GIVEN PROBLEM — Collect every line below that contains the word "chevron".
─── GIVEN RECORDS
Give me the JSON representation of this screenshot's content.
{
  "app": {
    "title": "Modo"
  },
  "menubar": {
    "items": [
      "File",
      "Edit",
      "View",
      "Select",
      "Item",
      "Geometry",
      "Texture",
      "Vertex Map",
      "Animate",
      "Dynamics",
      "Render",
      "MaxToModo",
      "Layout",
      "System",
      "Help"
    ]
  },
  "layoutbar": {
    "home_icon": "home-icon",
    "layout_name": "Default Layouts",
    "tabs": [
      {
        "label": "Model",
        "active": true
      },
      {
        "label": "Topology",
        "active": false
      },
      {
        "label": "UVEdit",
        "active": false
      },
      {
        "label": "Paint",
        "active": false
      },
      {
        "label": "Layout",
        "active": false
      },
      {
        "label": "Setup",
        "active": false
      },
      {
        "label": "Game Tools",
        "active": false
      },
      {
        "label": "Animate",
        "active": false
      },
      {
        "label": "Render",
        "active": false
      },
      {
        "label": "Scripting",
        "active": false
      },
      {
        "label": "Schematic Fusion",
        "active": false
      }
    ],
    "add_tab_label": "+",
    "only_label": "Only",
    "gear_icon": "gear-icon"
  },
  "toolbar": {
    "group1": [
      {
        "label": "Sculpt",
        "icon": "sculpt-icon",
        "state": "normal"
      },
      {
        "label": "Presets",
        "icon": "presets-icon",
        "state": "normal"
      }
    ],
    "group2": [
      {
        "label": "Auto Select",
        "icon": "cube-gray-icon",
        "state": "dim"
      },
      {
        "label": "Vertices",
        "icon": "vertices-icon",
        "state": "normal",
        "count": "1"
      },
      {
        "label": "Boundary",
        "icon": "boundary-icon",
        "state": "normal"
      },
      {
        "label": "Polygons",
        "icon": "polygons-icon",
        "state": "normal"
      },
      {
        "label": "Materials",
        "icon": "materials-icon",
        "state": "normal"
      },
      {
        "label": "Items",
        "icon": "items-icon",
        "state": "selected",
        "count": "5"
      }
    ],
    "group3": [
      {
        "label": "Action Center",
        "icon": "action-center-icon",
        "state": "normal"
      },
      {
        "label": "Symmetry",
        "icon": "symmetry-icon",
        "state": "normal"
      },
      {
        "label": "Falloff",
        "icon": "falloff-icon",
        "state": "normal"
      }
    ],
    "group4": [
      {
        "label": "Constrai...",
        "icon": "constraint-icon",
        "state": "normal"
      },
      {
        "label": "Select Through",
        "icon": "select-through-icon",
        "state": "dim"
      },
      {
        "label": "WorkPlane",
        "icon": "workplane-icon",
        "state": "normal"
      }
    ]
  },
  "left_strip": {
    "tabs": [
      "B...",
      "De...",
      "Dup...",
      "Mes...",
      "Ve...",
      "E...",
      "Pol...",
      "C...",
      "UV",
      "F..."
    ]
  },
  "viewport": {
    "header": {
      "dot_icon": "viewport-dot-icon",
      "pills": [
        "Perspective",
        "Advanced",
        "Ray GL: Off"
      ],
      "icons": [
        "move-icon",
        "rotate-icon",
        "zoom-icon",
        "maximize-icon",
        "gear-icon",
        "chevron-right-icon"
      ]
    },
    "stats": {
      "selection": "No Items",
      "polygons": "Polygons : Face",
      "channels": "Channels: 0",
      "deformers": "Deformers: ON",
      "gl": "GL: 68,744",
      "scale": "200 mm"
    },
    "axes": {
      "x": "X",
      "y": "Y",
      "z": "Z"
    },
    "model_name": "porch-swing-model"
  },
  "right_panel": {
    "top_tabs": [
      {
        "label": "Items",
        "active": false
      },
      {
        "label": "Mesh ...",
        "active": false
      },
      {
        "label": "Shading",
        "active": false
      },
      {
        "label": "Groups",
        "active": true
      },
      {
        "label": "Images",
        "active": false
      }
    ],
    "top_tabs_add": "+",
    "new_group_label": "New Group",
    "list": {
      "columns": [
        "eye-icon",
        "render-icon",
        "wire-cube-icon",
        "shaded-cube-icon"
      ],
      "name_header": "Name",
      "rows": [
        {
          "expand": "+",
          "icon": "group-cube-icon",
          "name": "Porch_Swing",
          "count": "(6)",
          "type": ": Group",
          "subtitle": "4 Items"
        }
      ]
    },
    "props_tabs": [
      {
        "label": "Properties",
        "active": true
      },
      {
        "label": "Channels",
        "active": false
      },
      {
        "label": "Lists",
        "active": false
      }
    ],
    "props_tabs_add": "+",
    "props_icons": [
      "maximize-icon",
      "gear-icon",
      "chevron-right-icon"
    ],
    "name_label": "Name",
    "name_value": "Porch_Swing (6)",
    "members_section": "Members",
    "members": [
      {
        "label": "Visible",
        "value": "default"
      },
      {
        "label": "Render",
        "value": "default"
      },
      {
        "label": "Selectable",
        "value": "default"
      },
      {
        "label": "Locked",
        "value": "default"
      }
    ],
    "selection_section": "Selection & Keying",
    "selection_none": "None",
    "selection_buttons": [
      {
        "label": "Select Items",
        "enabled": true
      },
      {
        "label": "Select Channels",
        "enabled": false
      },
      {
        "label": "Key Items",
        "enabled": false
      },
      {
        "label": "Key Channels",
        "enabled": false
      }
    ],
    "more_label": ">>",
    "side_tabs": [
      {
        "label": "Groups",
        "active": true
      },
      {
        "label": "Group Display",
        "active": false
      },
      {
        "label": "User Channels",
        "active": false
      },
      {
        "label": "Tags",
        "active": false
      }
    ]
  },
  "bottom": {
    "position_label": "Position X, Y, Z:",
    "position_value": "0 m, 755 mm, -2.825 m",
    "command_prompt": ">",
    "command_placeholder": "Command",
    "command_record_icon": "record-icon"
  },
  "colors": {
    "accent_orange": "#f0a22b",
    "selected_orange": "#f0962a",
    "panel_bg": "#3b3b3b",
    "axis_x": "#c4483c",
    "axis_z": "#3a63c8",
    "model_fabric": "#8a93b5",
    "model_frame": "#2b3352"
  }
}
──────
─── GIVEN RECORDS
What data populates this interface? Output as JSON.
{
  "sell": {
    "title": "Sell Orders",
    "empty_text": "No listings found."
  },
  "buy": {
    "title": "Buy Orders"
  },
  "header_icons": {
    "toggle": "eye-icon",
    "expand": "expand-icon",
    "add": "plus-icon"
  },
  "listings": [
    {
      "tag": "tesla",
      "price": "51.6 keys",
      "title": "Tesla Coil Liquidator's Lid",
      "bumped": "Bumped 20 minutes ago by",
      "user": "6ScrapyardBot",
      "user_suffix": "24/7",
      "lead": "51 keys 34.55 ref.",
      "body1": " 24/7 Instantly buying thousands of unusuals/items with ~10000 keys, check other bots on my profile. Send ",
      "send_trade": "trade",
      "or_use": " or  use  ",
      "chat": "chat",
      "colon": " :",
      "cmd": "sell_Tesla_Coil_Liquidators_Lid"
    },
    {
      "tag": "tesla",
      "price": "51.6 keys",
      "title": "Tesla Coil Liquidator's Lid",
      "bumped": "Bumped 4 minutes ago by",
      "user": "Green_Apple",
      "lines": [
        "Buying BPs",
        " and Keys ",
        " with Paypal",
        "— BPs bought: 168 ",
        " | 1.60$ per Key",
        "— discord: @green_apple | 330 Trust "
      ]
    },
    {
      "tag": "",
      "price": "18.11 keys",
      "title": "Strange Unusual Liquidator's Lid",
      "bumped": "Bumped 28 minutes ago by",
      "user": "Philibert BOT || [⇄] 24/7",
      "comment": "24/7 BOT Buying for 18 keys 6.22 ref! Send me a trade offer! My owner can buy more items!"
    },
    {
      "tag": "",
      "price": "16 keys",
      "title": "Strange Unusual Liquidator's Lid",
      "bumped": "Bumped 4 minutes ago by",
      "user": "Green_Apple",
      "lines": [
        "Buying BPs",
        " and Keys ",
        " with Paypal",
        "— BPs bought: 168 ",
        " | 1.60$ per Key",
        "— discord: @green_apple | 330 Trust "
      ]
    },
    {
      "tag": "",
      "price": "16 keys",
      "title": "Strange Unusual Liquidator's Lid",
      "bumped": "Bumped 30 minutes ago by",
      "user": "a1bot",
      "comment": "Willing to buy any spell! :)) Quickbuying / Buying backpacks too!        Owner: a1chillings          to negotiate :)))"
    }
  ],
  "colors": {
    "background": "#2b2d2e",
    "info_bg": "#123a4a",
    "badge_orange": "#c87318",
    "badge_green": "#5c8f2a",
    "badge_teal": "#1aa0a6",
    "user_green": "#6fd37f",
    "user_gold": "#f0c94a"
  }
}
──────
─── GIVEN RECORDS
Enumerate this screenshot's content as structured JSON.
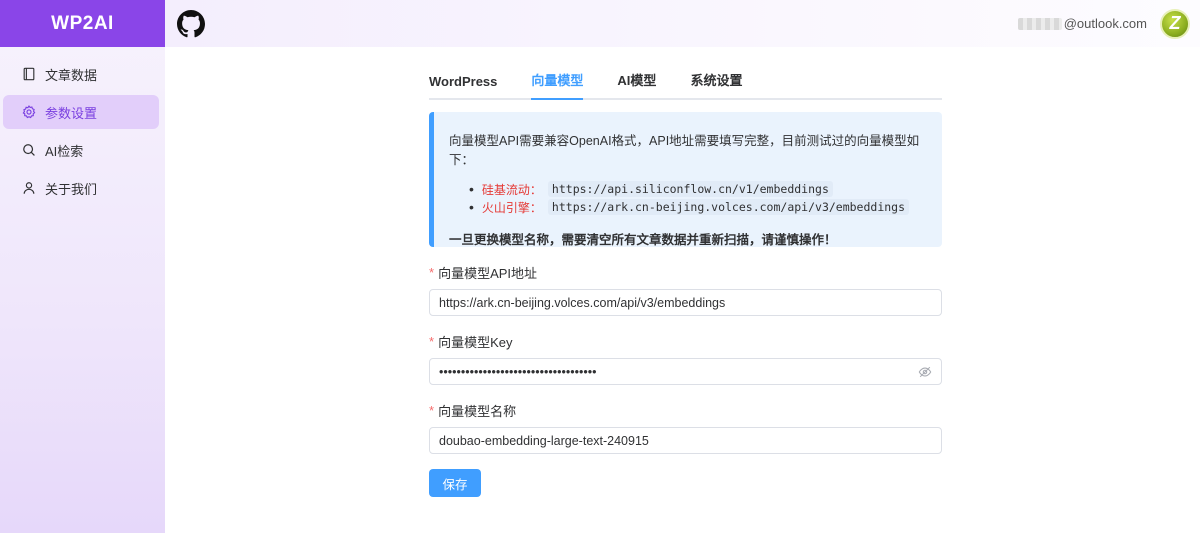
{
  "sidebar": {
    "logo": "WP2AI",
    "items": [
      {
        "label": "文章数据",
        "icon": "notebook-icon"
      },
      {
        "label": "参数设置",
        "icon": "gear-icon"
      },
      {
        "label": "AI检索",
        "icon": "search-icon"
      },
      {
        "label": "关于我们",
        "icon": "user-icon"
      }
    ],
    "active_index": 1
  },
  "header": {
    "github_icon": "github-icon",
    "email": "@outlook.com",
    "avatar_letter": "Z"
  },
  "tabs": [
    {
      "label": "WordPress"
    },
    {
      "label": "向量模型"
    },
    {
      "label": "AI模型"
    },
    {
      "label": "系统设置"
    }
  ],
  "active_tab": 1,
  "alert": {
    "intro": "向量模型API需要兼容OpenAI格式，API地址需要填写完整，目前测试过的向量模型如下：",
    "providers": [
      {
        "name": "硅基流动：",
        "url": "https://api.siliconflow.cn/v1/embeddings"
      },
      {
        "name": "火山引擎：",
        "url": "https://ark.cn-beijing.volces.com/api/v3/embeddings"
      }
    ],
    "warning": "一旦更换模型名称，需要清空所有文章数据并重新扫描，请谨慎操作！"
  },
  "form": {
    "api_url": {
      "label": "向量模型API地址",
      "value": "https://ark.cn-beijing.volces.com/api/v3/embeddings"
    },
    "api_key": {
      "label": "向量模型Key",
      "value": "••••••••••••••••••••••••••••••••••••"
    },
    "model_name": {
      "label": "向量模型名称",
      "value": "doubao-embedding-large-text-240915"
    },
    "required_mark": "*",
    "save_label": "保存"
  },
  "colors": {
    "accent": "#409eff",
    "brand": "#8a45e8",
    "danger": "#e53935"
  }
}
──────
TASK ANSWER —
        "chevron-right-icon"
      "chevron-right-icon"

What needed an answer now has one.